___ Records supplied ___

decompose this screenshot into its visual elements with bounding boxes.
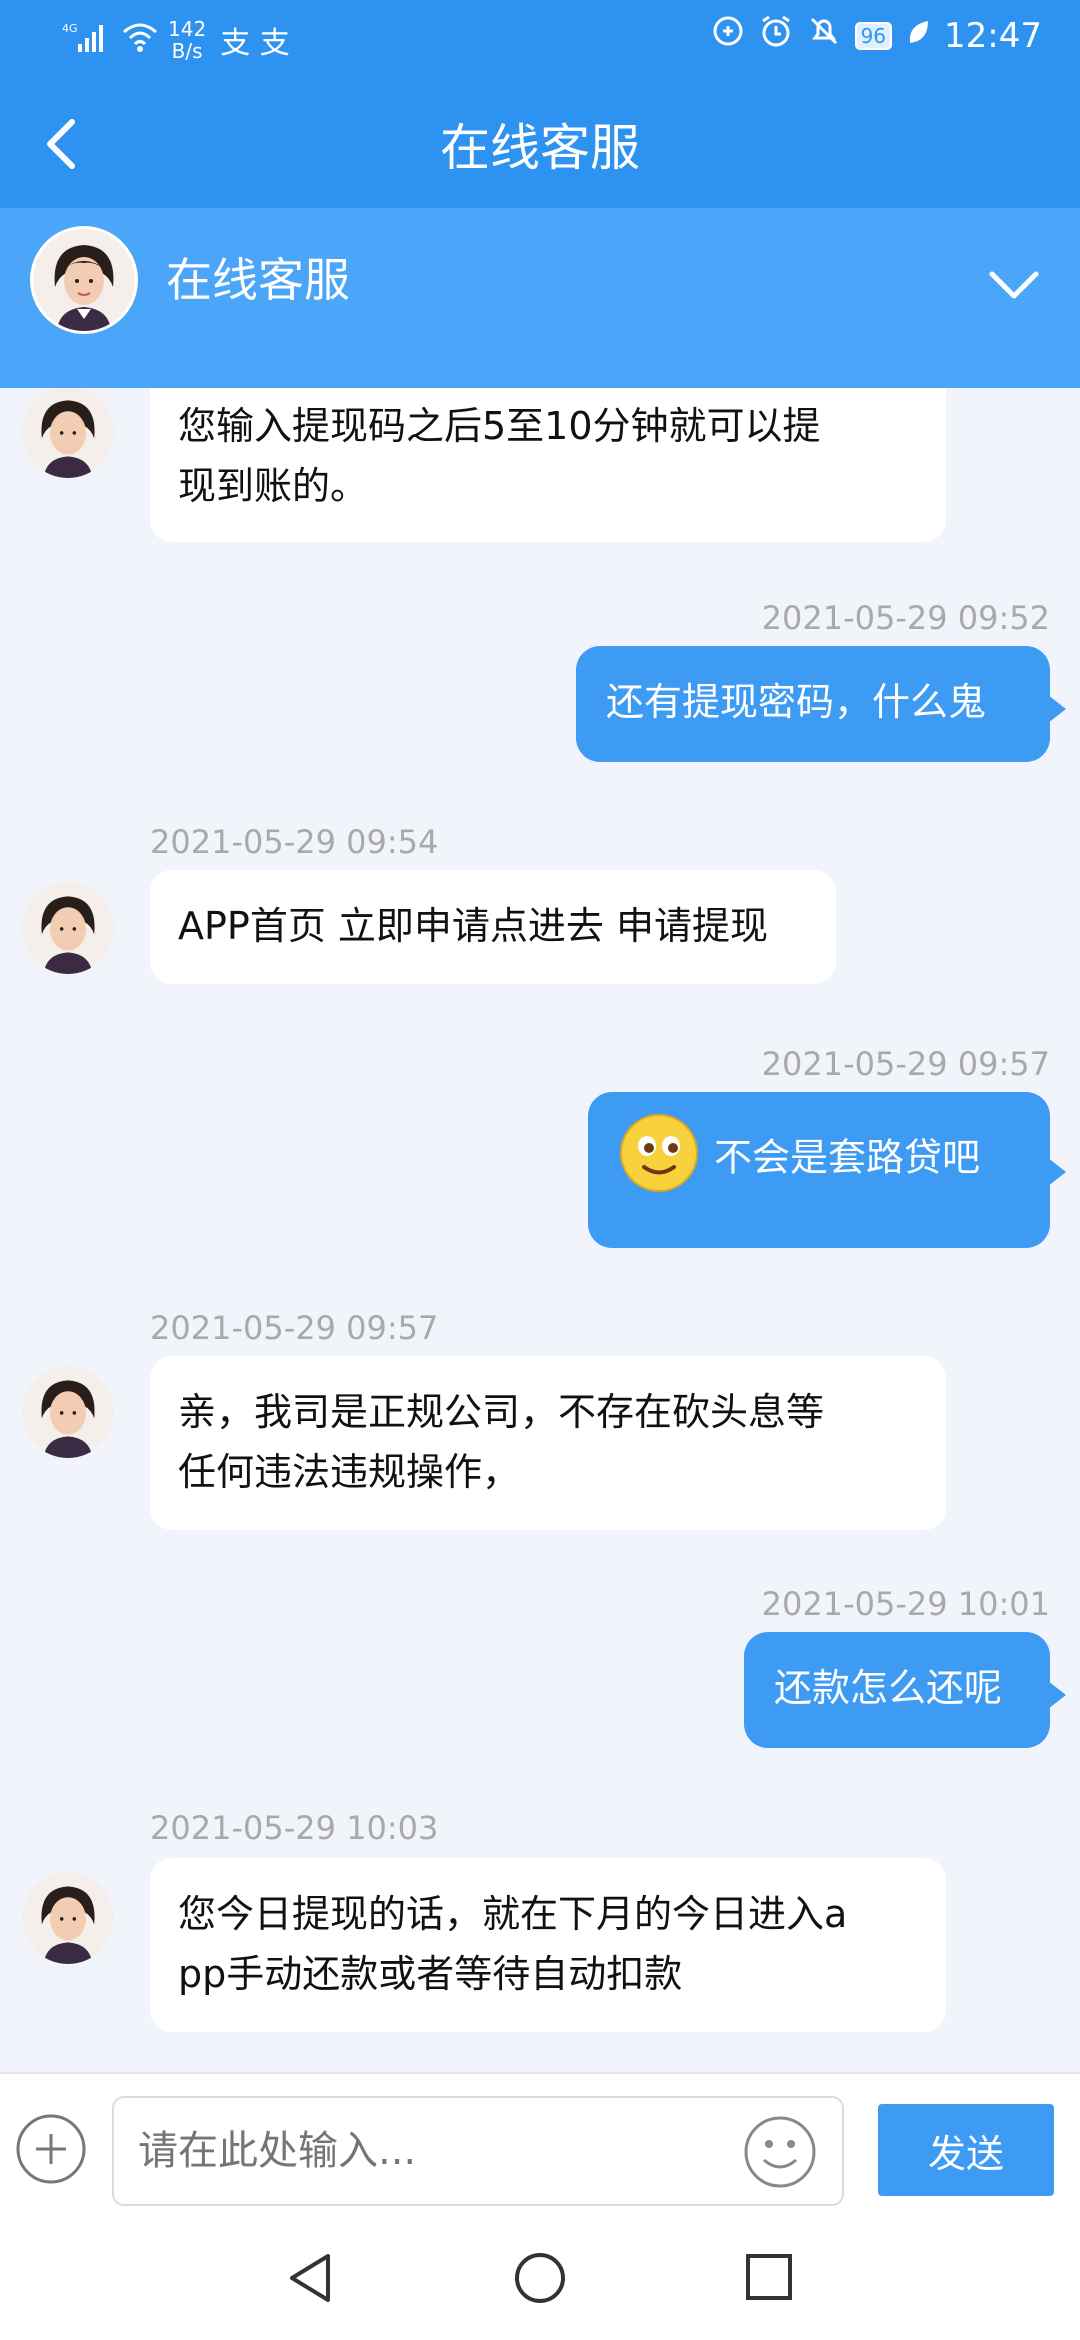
agent-avatar (30, 226, 138, 334)
title-bar: 在线客服 (0, 80, 1080, 208)
system-navigation-bar (0, 2220, 1080, 2340)
agent-message-avatar (22, 388, 114, 478)
message-line: 现到账的。 (178, 464, 369, 508)
send-button[interactable]: 发送 (878, 2104, 1054, 2196)
message-timestamp: 2021-05-29 10:01 (761, 1585, 1050, 1623)
message-line: 您输入提现码之后5至10分钟就可以提 (178, 404, 821, 448)
message-timestamp: 2021-05-29 09:54 (150, 823, 439, 861)
status-right: 96 12:47 (711, 14, 1042, 57)
message-timestamp: 2021-05-29 10:03 (150, 1809, 439, 1847)
message-input[interactable] (112, 2096, 844, 2206)
signal-icon: 4G (62, 20, 112, 60)
smiley-emoji-icon (620, 1114, 698, 1192)
triangle-back-icon[interactable] (282, 2248, 338, 2308)
network-type: 4G (62, 22, 78, 35)
speed-value: 142 (168, 17, 207, 41)
message-line: APP首页 立即申请点进去 申请提现 (178, 904, 768, 948)
agent-header[interactable]: 在线客服 (0, 208, 1080, 388)
agent-message-bubble: 您今日提现的话，就在下月的今日进入a pp手动还款或者等待自动扣款 (150, 1858, 946, 2032)
message-timestamp: 2021-05-29 09:57 (150, 1309, 439, 1347)
chat-message-list[interactable]: 您输入提现码之后5至10分钟就可以提 现到账的。 2021-05-29 09:5… (0, 388, 1080, 2072)
user-message-bubble: 还有提现密码，什么鬼 (576, 646, 1066, 762)
status-left: 4G 142 B/s 支 支 (62, 18, 290, 62)
chevron-down-icon[interactable] (988, 268, 1040, 302)
smiley-face-icon[interactable] (742, 2114, 818, 2190)
page-title: 在线客服 (440, 119, 640, 177)
mute-bell-icon (807, 14, 841, 57)
agent-portrait-icon (22, 388, 114, 478)
message-timestamp: 2021-05-29 09:52 (761, 599, 1050, 637)
wifi-icon (120, 20, 160, 60)
agent-message-bubble: 您输入提现码之后5至10分钟就可以提 现到账的。 (150, 388, 946, 542)
plus-circle-icon[interactable] (14, 2112, 88, 2186)
message-line: 亲，我司是正规公司，不存在砍头息等 (178, 1390, 825, 1434)
message-line: 不会是套路贷吧 (714, 1135, 981, 1180)
chat-input-bar: 发送 (0, 2072, 1080, 2220)
alarm-icon (759, 14, 793, 57)
agent-portrait-icon (22, 882, 114, 974)
app-notification-icons: 支 支 (220, 26, 290, 61)
circle-home-icon[interactable] (512, 2250, 568, 2306)
message-line: 还有提现密码，什么鬼 (606, 680, 987, 724)
agent-portrait-icon (22, 1366, 114, 1458)
square-recent-icon[interactable] (742, 2250, 796, 2304)
agent-message-avatar (22, 882, 114, 974)
message-line: 任何违法违规操作， (178, 1450, 521, 1494)
user-message-bubble: 还款怎么还呢 (744, 1632, 1066, 1748)
battery-indicator: 96 (854, 21, 893, 50)
user-message-bubble: 不会是套路贷吧 (588, 1092, 1066, 1248)
agent-name: 在线客服 (166, 253, 350, 307)
speed-unit: B/s (171, 39, 203, 63)
network-speed: 142 B/s (168, 18, 206, 62)
agent-message-bubble: APP首页 立即申请点进去 申请提现 (150, 870, 836, 984)
agent-message-bubble: 亲，我司是正规公司，不存在砍头息等 任何违法违规操作， (150, 1356, 946, 1530)
agent-portrait-icon (22, 1872, 114, 1964)
message-line: pp手动还款或者等待自动扣款 (178, 1952, 683, 1996)
message-line: 还款怎么还呢 (774, 1666, 1003, 1710)
agent-portrait-icon (33, 229, 135, 331)
clock-time: 12:47 (944, 15, 1042, 56)
agent-message-avatar (22, 1366, 114, 1458)
status-bar: 4G 142 B/s 支 支 96 12:47 (0, 0, 1080, 80)
agent-message-avatar (22, 1872, 114, 1964)
leaf-icon (906, 16, 930, 56)
message-timestamp: 2021-05-29 09:57 (761, 1045, 1050, 1083)
data-saver-icon (711, 14, 745, 57)
message-line: 您今日提现的话，就在下月的今日进入a (178, 1892, 848, 1936)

___

• **What you are asked to do**:
Retype every line of the data above without changing anything, and leave out the pictures.

• **The completed task**:
decompose this screenshot into its visual elements with bounding boxes.
agent-avatar (30, 226, 138, 334)
title-bar: 在线客服 (0, 80, 1080, 208)
system-navigation-bar (0, 2220, 1080, 2340)
agent-message-avatar (22, 388, 114, 478)
message-line: 现到账的。 (178, 464, 369, 508)
send-button[interactable]: 发送 (878, 2104, 1054, 2196)
message-timestamp: 2021-05-29 10:01 (761, 1585, 1050, 1623)
message-line: 您输入提现码之后5至10分钟就可以提 (178, 404, 821, 448)
message-timestamp: 2021-05-29 09:54 (150, 823, 439, 861)
status-right: 96 12:47 (711, 14, 1042, 57)
message-timestamp: 2021-05-29 10:03 (150, 1809, 439, 1847)
message-input[interactable] (112, 2096, 844, 2206)
signal-icon: 4G (62, 20, 112, 60)
smiley-emoji-icon (620, 1114, 698, 1192)
triangle-back-icon[interactable] (282, 2248, 338, 2308)
network-type: 4G (62, 22, 78, 35)
speed-value: 142 (168, 17, 207, 41)
message-line: APP首页 立即申请点进去 申请提现 (178, 904, 768, 948)
agent-header[interactable]: 在线客服 (0, 208, 1080, 388)
agent-message-bubble: 您今日提现的话，就在下月的今日进入a pp手动还款或者等待自动扣款 (150, 1858, 946, 2032)
message-timestamp: 2021-05-29 09:57 (150, 1309, 439, 1347)
chat-message-list[interactable]: 您输入提现码之后5至10分钟就可以提 现到账的。 2021-05-29 09:5… (0, 388, 1080, 2072)
user-message-bubble: 还有提现密码，什么鬼 (576, 646, 1066, 762)
status-left: 4G 142 B/s 支 支 (62, 18, 290, 62)
chevron-down-icon[interactable] (988, 268, 1040, 302)
smiley-face-icon[interactable] (742, 2114, 818, 2190)
page-title: 在线客服 (440, 119, 640, 177)
mute-bell-icon (807, 14, 841, 57)
agent-portrait-icon (22, 388, 114, 478)
message-timestamp: 2021-05-29 09:52 (761, 599, 1050, 637)
wifi-icon (120, 20, 160, 60)
agent-message-bubble: 您输入提现码之后5至10分钟就可以提 现到账的。 (150, 388, 946, 542)
plus-circle-icon[interactable] (14, 2112, 88, 2186)
message-line: 亲，我司是正规公司，不存在砍头息等 (178, 1390, 825, 1434)
message-line: 不会是套路贷吧 (714, 1135, 981, 1180)
chat-input-bar: 发送 (0, 2072, 1080, 2220)
alarm-icon (759, 14, 793, 57)
agent-portrait-icon (22, 882, 114, 974)
app-notification-icons: 支 支 (220, 26, 290, 61)
circle-home-icon[interactable] (512, 2250, 568, 2306)
message-line: 还有提现密码，什么鬼 (606, 680, 987, 724)
agent-portrait-icon (22, 1366, 114, 1458)
square-recent-icon[interactable] (742, 2250, 796, 2304)
agent-message-avatar (22, 882, 114, 974)
message-line: 任何违法违规操作， (178, 1450, 521, 1494)
user-message-bubble: 还款怎么还呢 (744, 1632, 1066, 1748)
battery-indicator: 96 (854, 21, 893, 50)
user-message-bubble: 不会是套路贷吧 (588, 1092, 1066, 1248)
agent-name: 在线客服 (166, 253, 350, 307)
speed-unit: B/s (171, 39, 203, 63)
network-speed: 142 B/s (168, 18, 206, 62)
agent-message-bubble: APP首页 立即申请点进去 申请提现 (150, 870, 836, 984)
agent-message-bubble: 亲，我司是正规公司，不存在砍头息等 任何违法违规操作， (150, 1356, 946, 1530)
agent-portrait-icon (22, 1872, 114, 1964)
message-line: pp手动还款或者等待自动扣款 (178, 1952, 683, 1996)
message-line: 还款怎么还呢 (774, 1666, 1003, 1710)
agent-portrait-icon (33, 229, 135, 331)
clock-time: 12:47 (944, 15, 1042, 56)
agent-message-avatar (22, 1366, 114, 1458)
status-bar: 4G 142 B/s 支 支 96 12:47 (0, 0, 1080, 80)
agent-message-avatar (22, 1872, 114, 1964)
leaf-icon (906, 16, 930, 56)
message-timestamp: 2021-05-29 09:57 (761, 1045, 1050, 1083)
data-saver-icon (711, 14, 745, 57)
message-line: 您今日提现的话，就在下月的今日进入a (178, 1892, 848, 1936)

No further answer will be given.